> Written exercise
Which lines hold the word "being"? Show each of them.

[Data listing]

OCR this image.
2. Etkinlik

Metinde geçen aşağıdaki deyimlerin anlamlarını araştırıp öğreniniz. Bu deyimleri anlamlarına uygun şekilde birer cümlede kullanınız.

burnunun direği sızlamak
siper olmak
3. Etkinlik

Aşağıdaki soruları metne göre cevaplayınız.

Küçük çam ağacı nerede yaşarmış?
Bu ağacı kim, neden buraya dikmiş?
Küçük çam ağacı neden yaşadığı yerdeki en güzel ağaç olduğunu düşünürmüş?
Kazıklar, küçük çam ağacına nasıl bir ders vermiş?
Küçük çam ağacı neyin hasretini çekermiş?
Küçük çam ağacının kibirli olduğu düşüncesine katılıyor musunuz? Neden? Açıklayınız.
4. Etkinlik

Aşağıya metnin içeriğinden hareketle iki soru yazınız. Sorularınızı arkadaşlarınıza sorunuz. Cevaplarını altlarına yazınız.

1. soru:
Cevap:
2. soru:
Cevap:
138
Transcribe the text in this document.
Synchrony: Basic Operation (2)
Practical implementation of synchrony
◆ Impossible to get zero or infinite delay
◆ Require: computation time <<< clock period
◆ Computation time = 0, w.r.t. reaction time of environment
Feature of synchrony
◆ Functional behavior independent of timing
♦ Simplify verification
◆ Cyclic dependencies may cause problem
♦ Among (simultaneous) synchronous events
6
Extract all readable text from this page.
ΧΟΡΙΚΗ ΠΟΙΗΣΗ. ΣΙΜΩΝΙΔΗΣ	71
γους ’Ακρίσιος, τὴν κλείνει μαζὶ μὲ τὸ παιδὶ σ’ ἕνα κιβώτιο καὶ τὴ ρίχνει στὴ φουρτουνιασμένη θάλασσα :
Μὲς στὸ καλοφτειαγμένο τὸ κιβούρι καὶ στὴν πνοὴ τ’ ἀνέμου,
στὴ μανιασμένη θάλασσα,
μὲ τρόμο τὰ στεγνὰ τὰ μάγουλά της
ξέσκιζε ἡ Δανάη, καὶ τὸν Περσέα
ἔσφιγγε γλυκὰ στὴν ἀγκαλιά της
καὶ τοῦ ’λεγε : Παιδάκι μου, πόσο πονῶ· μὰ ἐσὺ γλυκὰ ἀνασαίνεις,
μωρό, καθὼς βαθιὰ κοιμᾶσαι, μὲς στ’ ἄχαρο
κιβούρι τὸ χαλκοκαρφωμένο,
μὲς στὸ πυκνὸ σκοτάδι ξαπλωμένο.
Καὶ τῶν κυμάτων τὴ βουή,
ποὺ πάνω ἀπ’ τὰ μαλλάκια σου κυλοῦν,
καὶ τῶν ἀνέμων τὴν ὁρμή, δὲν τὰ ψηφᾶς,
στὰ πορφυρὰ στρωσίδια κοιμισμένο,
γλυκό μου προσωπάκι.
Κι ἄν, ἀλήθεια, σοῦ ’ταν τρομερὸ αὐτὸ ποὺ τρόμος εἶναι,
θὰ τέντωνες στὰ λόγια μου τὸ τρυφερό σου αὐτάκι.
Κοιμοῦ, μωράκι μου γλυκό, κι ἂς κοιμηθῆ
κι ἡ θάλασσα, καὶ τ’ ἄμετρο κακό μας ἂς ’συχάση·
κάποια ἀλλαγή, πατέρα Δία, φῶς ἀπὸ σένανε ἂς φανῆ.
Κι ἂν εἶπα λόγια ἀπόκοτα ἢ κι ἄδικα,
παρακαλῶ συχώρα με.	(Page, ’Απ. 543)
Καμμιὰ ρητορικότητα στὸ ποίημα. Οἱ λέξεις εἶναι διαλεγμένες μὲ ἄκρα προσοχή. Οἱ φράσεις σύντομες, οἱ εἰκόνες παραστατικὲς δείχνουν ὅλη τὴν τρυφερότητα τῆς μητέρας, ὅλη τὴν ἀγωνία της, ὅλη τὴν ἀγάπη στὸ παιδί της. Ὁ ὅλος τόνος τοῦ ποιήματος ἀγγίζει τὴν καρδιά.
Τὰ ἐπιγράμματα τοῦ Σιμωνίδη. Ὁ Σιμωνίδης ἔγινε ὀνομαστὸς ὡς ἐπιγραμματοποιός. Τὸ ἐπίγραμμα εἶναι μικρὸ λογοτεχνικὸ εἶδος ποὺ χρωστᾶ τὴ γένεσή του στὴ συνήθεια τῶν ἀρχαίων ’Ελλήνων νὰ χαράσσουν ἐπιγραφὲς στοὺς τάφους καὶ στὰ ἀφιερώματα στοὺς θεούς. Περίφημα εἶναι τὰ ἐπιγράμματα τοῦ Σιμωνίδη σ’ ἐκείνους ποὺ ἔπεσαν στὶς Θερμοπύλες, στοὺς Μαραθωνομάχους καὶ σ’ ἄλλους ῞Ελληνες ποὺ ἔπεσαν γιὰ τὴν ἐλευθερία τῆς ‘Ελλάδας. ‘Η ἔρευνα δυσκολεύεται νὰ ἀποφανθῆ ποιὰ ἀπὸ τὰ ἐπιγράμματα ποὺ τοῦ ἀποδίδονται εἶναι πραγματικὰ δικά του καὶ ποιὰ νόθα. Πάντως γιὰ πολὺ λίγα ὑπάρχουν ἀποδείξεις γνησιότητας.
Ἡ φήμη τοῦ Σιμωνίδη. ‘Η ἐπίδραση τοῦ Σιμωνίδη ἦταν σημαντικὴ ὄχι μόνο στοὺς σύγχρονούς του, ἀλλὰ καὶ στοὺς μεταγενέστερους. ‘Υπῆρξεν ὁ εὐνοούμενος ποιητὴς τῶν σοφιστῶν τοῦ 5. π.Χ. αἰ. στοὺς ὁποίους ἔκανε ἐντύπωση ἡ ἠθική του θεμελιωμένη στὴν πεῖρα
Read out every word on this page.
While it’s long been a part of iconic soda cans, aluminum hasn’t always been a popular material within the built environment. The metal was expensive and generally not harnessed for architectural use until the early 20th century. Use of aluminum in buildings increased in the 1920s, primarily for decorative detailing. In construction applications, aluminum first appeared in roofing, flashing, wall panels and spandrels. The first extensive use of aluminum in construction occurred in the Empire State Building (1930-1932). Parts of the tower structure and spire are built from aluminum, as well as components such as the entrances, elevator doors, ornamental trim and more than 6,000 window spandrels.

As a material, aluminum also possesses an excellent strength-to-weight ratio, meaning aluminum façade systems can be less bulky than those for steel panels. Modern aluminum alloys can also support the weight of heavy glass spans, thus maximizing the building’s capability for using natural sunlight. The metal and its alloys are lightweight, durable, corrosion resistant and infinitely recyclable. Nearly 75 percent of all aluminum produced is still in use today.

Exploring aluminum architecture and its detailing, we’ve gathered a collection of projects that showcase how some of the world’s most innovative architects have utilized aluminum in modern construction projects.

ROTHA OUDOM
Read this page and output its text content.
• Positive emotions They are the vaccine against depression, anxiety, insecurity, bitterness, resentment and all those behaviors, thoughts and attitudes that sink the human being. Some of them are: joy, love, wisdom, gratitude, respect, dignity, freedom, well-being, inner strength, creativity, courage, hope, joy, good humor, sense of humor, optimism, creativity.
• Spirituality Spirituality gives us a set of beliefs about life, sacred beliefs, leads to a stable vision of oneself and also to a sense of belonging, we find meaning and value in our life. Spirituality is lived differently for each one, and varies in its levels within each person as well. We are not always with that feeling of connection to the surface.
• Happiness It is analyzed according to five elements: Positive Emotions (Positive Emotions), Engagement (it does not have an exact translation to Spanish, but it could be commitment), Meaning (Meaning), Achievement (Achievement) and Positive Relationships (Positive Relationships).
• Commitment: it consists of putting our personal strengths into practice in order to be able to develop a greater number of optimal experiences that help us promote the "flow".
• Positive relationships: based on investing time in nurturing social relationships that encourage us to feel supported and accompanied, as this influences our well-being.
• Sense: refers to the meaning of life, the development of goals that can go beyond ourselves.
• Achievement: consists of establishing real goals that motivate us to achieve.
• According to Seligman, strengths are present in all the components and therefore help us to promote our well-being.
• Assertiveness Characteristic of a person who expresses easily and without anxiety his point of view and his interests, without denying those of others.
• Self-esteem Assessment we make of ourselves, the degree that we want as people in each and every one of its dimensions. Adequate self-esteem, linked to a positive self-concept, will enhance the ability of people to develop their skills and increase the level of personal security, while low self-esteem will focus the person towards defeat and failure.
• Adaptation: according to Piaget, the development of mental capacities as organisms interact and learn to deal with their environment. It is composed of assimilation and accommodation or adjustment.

> Completed exercise
• Positive emotions They are the vaccine against depression, anxiety, insecurity, bitterness, resentment and all those behaviors, thoughts and attitudes that sink the human being. Some of them are: joy, love, wisdom, gratitude, respect, dignity, freedom, well-being, inner strength, creativity, courage, hope, joy, good humor, sense of humor, optimism, creativity.
• Positive relationships: based on investing time in nurturing social relationships that encourage us to feel supported and accompanied, as this influences our well-being.
• According to Seligman, strengths are present in all the components and therefore help us to promote our well-being.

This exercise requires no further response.